# GIVEN REQUEST:
Search the listing for "dataset" and copy every line where it appears.

+++ DATA PROVIDED

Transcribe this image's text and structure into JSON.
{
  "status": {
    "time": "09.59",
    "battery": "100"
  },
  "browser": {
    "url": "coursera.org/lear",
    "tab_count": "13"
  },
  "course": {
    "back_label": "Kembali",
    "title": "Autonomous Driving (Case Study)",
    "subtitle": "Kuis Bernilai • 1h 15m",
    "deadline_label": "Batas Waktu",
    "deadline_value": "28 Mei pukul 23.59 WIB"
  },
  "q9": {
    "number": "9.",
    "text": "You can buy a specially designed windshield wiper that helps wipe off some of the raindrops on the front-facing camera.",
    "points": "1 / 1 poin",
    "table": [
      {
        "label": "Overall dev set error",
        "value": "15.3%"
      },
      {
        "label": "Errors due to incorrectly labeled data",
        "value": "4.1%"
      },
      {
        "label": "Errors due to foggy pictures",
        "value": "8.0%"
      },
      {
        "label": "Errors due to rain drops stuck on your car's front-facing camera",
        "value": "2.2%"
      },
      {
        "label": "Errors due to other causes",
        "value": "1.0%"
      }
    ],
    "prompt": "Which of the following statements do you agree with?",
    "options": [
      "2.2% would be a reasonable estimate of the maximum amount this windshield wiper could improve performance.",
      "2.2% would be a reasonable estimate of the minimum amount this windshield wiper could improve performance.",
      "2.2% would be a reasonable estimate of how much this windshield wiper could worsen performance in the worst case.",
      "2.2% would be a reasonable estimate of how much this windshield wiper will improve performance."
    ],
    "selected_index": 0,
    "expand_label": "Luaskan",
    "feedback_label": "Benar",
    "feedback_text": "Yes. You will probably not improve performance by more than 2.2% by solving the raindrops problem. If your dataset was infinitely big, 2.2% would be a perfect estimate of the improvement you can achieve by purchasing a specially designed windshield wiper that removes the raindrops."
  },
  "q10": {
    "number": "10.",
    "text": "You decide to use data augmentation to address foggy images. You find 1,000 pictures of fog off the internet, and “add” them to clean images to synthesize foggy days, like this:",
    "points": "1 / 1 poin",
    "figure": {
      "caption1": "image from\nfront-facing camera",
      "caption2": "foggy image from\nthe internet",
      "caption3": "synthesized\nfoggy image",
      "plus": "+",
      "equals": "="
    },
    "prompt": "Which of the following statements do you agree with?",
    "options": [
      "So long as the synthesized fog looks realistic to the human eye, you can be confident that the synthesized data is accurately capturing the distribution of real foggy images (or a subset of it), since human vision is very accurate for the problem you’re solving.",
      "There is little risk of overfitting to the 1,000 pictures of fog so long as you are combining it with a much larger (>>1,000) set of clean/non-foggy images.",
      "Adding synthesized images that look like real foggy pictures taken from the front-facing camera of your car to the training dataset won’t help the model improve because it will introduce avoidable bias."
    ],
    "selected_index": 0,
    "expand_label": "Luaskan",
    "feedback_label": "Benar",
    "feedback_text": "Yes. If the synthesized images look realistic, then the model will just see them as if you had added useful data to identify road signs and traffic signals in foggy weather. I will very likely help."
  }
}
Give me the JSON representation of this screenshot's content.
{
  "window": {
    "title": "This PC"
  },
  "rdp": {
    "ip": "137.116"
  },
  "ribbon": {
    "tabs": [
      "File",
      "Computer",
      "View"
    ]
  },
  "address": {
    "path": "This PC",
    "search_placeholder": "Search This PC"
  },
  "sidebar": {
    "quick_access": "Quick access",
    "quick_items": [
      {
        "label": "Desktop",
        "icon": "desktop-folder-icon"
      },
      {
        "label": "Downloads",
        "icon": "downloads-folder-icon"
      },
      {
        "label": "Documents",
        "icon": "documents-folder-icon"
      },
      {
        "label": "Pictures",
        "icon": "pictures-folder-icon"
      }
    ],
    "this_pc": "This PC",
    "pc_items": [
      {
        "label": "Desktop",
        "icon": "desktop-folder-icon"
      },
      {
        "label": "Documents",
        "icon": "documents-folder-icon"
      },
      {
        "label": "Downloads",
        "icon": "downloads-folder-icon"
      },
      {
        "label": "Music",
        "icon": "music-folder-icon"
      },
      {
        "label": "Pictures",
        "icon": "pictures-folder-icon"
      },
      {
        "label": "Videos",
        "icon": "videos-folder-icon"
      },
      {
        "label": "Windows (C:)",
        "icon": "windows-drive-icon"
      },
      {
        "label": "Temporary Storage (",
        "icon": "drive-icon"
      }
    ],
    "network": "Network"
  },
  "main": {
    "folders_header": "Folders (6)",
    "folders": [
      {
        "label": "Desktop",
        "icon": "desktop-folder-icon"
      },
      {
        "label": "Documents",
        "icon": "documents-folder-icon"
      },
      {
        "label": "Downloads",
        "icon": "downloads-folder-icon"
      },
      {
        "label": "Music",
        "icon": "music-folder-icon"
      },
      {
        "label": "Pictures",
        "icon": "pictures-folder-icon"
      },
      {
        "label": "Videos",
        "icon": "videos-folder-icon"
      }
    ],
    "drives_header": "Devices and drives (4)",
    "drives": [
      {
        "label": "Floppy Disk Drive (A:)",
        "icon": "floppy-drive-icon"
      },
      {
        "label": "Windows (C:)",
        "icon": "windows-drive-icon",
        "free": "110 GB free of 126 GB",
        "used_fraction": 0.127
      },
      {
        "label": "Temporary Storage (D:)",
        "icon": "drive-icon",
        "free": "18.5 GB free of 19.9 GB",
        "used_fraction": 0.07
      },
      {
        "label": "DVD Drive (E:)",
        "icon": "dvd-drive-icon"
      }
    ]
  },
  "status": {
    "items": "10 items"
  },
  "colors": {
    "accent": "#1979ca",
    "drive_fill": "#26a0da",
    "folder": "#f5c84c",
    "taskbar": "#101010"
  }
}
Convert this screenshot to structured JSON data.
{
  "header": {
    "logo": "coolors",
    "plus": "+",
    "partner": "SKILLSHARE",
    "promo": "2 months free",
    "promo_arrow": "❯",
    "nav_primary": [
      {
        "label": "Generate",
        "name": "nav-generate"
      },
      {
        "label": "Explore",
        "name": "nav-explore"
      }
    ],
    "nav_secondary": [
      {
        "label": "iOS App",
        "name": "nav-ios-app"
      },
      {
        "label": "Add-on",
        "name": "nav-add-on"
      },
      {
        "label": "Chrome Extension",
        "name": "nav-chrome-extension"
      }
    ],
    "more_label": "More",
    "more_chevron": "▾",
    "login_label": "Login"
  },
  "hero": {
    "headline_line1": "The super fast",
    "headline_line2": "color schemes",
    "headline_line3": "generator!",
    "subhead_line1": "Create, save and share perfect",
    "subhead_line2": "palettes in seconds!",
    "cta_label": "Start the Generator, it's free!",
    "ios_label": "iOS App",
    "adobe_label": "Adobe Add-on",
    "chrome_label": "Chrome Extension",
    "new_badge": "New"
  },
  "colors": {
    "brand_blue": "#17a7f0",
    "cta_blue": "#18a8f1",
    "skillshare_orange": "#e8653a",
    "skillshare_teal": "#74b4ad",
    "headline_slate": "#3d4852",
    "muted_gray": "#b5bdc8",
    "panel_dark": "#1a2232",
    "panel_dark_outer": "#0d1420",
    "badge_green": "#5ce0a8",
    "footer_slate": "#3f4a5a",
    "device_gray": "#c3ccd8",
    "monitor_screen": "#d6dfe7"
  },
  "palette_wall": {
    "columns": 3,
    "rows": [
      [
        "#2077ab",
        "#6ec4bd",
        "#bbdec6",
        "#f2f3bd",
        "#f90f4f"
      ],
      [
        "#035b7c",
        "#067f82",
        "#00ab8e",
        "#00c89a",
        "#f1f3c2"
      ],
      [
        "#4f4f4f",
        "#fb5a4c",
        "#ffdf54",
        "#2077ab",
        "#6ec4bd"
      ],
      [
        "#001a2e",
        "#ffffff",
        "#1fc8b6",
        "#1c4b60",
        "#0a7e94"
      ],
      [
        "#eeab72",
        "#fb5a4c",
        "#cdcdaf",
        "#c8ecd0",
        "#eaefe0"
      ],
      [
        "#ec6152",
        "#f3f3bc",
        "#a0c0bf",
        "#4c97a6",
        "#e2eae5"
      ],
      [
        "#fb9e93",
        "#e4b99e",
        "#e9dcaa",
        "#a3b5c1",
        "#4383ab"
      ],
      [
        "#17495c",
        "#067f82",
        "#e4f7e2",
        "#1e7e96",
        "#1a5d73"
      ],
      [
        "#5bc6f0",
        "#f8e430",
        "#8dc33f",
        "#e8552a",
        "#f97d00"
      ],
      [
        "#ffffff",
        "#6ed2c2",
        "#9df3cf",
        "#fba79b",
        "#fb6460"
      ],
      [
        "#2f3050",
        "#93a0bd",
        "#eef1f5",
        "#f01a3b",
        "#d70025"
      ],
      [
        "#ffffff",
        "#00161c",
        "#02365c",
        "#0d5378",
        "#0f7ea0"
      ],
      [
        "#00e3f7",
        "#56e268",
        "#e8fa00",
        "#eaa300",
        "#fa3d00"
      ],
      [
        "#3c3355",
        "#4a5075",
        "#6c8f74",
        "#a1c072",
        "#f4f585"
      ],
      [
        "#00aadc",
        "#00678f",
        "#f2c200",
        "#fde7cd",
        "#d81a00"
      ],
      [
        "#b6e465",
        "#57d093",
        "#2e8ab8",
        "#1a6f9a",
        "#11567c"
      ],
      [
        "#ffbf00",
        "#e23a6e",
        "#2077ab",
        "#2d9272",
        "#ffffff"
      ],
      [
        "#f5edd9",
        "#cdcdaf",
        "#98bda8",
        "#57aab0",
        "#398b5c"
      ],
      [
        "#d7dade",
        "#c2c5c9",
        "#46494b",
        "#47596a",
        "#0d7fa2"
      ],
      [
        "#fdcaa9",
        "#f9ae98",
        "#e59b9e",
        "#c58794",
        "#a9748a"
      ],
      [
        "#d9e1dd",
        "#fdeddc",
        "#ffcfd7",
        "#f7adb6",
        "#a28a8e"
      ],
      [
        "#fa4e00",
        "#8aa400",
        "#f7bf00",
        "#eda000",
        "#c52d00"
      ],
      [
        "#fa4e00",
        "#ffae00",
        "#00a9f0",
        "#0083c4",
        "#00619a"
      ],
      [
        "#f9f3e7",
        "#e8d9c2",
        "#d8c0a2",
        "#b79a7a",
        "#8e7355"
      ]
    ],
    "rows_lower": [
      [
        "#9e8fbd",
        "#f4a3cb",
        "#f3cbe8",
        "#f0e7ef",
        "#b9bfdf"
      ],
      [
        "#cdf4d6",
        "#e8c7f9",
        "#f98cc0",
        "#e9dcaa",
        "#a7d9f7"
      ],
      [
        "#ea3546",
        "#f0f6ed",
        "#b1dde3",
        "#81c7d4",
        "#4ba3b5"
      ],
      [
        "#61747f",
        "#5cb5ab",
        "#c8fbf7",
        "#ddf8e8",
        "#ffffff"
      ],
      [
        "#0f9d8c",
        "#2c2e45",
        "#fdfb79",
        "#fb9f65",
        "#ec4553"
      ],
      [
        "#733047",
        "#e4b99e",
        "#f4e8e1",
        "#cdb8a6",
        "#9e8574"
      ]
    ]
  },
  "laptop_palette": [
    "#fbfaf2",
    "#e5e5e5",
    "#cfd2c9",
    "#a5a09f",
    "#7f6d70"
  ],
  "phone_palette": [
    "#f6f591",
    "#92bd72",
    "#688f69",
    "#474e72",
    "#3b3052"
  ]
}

++++++

# SOLUTION TO THE EXERCISE:
    "feedback_text": "Yes. You will probably not improve performance by more than 2.2% by solving the raindrops problem. If your dataset was infinitely big, 2.2% would be a perfect estimate of the improvement you can achieve by purchasing a specially designed windshield wiper that removes the raindrops."
      "Adding synthesized images that look like real foggy pictures taken from the front-facing camera of your car to the training dataset won’t help the model improve because it will introduce avoidable bias."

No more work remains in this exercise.